## Begin ENTRIES
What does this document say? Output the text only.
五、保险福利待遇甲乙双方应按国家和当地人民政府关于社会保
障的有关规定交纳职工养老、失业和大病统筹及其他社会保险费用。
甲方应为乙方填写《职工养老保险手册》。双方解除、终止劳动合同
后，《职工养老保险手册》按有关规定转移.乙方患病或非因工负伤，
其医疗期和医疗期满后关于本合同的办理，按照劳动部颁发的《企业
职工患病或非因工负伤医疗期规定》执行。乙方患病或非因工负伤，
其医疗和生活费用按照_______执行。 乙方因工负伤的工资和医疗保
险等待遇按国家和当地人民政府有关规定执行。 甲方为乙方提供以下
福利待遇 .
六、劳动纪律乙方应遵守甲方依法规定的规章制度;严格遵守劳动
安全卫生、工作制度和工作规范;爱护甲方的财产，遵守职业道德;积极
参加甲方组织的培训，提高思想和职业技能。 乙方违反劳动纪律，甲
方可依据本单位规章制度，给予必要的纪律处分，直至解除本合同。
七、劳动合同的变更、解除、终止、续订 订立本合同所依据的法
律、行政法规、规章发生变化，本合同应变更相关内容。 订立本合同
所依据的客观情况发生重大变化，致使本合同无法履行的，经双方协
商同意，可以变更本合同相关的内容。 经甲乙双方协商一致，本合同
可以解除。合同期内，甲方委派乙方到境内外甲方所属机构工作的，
## End ENTRIES
**WRITTEN TASK**
Look over the material above and show each line where "乙方患病或非因工负伤" appears.

**FINAL ANSWER**
后，《职工养老保险手册》按有关规定转移.乙方患病或非因工负伤，
职工患病或非因工负伤医疗期规定》执行。乙方患病或非因工负伤，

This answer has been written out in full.